▶ **Exercise brief**
Turn everything from the start of the records down to the line containing "bar [194, 272, 217, 282]", both ends included, into a JSON list of strings with one string per line and blank lines left out.

▶ **Record extracts**
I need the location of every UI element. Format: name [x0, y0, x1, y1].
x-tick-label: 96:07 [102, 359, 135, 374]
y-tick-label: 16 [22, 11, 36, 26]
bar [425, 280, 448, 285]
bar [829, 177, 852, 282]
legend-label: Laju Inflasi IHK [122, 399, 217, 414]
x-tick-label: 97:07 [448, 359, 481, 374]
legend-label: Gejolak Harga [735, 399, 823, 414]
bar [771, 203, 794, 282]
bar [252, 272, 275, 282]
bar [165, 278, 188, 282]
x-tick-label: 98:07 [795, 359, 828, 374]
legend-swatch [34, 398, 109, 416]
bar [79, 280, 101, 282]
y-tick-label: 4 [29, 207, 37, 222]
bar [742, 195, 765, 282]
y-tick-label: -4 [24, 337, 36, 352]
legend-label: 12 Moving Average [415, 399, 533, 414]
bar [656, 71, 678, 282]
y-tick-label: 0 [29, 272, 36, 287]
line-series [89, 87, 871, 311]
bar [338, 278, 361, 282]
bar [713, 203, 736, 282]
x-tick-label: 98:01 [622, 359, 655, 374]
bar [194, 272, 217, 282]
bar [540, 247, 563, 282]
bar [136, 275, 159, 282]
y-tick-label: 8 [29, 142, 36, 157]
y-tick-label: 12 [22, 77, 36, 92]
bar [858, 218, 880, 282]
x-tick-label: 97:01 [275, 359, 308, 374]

▶ **Solved problem**
[
  "I need the location of every UI element. Format: name [x0, y0, x1, y1].",
  "x-tick-label: 96:07 [102, 359, 135, 374]",
  "y-tick-label: 16 [22, 11, 36, 26]",
  "bar [425, 280, 448, 285]",
  "bar [829, 177, 852, 282]",
  "legend-label: Laju Inflasi IHK [122, 399, 217, 414]",
  "x-tick-label: 97:07 [448, 359, 481, 374]",
  "legend-label: Gejolak Harga [735, 399, 823, 414]",
  "bar [771, 203, 794, 282]",
  "bar [252, 272, 275, 282]",
  "bar [165, 278, 188, 282]",
  "x-tick-label: 98:07 [795, 359, 828, 374]",
  "legend-swatch [34, 398, 109, 416]",
  "bar [79, 280, 101, 282]",
  "y-tick-label: 4 [29, 207, 37, 222]",
  "bar [742, 195, 765, 282]",
  "y-tick-label: -4 [24, 337, 36, 352]",
  "legend-label: 12 Moving Average [415, 399, 533, 414]",
  "bar [656, 71, 678, 282]",
  "y-tick-label: 0 [29, 272, 36, 287]",
  "line-series [89, 87, 871, 311]",
  "bar [338, 278, 361, 282]",
  "bar [713, 203, 736, 282]",
  "x-tick-label: 98:01 [622, 359, 655, 374]",
  "bar [194, 272, 217, 282]"
]